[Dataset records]
>> Start
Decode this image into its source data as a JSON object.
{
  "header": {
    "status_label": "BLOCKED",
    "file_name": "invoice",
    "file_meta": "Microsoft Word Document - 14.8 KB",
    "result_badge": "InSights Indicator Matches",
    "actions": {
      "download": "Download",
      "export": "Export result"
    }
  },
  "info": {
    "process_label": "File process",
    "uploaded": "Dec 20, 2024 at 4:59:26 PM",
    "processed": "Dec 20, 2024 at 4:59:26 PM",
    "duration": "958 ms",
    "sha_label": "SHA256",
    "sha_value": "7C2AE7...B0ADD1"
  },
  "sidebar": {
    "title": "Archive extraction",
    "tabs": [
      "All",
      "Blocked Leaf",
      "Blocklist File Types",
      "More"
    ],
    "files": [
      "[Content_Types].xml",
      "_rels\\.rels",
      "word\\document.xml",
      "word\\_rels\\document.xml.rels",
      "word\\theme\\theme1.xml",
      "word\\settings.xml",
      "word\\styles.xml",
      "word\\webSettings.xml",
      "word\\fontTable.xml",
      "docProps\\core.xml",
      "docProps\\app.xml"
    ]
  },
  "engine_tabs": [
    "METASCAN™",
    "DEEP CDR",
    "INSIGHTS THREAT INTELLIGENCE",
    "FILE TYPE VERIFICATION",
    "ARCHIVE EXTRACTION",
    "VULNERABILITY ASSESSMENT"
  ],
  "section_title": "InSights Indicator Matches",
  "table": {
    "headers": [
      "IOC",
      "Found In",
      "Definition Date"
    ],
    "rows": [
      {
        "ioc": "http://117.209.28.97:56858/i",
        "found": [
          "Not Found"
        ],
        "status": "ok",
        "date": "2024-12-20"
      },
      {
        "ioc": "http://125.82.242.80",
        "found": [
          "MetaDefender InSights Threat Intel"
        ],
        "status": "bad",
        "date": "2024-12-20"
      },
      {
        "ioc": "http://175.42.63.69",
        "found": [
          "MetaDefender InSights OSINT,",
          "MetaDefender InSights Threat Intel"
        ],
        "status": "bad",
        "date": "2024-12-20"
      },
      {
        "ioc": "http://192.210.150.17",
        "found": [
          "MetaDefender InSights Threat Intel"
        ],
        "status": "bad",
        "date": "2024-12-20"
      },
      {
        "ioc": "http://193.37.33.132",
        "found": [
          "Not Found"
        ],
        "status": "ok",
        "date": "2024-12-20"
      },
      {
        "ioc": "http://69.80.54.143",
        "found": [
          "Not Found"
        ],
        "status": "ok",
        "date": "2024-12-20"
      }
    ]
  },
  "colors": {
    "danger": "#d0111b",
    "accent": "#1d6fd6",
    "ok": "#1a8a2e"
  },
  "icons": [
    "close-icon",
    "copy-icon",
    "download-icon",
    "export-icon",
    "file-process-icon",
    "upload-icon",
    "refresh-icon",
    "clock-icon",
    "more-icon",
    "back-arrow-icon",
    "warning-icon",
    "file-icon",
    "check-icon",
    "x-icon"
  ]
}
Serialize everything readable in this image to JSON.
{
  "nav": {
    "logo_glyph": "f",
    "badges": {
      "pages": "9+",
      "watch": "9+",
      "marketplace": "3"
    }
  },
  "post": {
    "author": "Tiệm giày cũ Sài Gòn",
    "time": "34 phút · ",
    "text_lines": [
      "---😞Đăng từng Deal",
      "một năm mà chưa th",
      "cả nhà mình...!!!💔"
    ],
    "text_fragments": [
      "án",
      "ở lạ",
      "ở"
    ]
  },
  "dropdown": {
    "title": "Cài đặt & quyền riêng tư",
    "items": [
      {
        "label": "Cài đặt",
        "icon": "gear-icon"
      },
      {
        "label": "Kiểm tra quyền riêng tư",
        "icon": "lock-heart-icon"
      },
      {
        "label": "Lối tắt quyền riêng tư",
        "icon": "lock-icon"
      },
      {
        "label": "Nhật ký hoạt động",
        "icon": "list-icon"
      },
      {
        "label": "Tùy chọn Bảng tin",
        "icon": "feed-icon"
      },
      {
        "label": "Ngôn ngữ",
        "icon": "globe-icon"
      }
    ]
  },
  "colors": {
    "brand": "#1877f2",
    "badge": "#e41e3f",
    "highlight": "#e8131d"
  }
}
>> End
**The exercise:** Exactly reproduce every line of the data above.

**Problem solution:**
Decode this image into its source data as a JSON object.
{
  "header": {
    "status_label": "BLOCKED",
    "file_name": "invoice",
    "file_meta": "Microsoft Word Document - 14.8 KB",
    "result_badge": "InSights Indicator Matches",
    "actions": {
      "download": "Download",
      "export": "Export result"
    }
  },
  "info": {
    "process_label": "File process",
    "uploaded": "Dec 20, 2024 at 4:59:26 PM",
    "processed": "Dec 20, 2024 at 4:59:26 PM",
    "duration": "958 ms",
    "sha_label": "SHA256",
    "sha_value": "7C2AE7...B0ADD1"
  },
  "sidebar": {
    "title": "Archive extraction",
    "tabs": [
      "All",
      "Blocked Leaf",
      "Blocklist File Types",
      "More"
    ],
    "files": [
      "[Content_Types].xml",
      "_rels\\.rels",
      "word\\document.xml",
      "word\\_rels\\document.xml.rels",
      "word\\theme\\theme1.xml",
      "word\\settings.xml",
      "word\\styles.xml",
      "word\\webSettings.xml",
      "word\\fontTable.xml",
      "docProps\\core.xml",
      "docProps\\app.xml"
    ]
  },
  "engine_tabs": [
    "METASCAN™",
    "DEEP CDR",
    "INSIGHTS THREAT INTELLIGENCE",
    "FILE TYPE VERIFICATION",
    "ARCHIVE EXTRACTION",
    "VULNERABILITY ASSESSMENT"
  ],
  "section_title": "InSights Indicator Matches",
  "table": {
    "headers": [
      "IOC",
      "Found In",
      "Definition Date"
    ],
    "rows": [
      {
        "ioc": "http://117.209.28.97:56858/i",
        "found": [
          "Not Found"
        ],
        "status": "ok",
        "date": "2024-12-20"
      },
      {
        "ioc": "http://125.82.242.80",
        "found": [
          "MetaDefender InSights Threat Intel"
        ],
        "status": "bad",
        "date": "2024-12-20"
      },
      {
        "ioc": "http://175.42.63.69",
        "found": [
          "MetaDefender InSights OSINT,",
          "MetaDefender InSights Threat Intel"
        ],
        "status": "bad",
        "date": "2024-12-20"
      },
      {
        "ioc": "http://192.210.150.17",
        "found": [
          "MetaDefender InSights Threat Intel"
        ],
        "status": "bad",
        "date": "2024-12-20"
      },
      {
        "ioc": "http://193.37.33.132",
        "found": [
          "Not Found"
        ],
        "status": "ok",
        "date": "2024-12-20"
      },
      {
        "ioc": "http://69.80.54.143",
        "found": [
          "Not Found"
        ],
        "status": "ok",
        "date": "2024-12-20"
      }
    ]
  },
  "colors": {
    "danger": "#d0111b",
    "accent": "#1d6fd6",
    "ok": "#1a8a2e"
  },
  "icons": [
    "close-icon",
    "copy-icon",
    "download-icon",
    "export-icon",
    "file-process-icon",
    "upload-icon",
    "refresh-icon",
    "clock-icon",
    "more-icon",
    "back-arrow-icon",
    "warning-icon",
    "file-icon",
    "check-icon",
    "x-icon"
  ]
}
Serialize everything readable in this image to JSON.
{
  "nav": {
    "logo_glyph": "f",
    "badges": {
      "pages": "9+",
      "watch": "9+",
      "marketplace": "3"
    }
  },
  "post": {
    "author": "Tiệm giày cũ Sài Gòn",
    "time": "34 phút · ",
    "text_lines": [
      "---😞Đăng từng Deal",
      "một năm mà chưa th",
      "cả nhà mình...!!!💔"
    ],
    "text_fragments": [
      "án",
      "ở lạ",
      "ở"
    ]
  },
  "dropdown": {
    "title": "Cài đặt & quyền riêng tư",
    "items": [
      {
        "label": "Cài đặt",
        "icon": "gear-icon"
      },
      {
        "label": "Kiểm tra quyền riêng tư",
        "icon": "lock-heart-icon"
      },
      {
        "label": "Lối tắt quyền riêng tư",
        "icon": "lock-icon"
      },
      {
        "label": "Nhật ký hoạt động",
        "icon": "list-icon"
      },
      {
        "label": "Tùy chọn Bảng tin",
        "icon": "feed-icon"
      },
      {
        "label": "Ngôn ngữ",
        "icon": "globe-icon"
      }
    ]
  },
  "colors": {
    "brand": "#1877f2",
    "badge": "#e41e3f",
    "highlight": "#e8131d"
  }
}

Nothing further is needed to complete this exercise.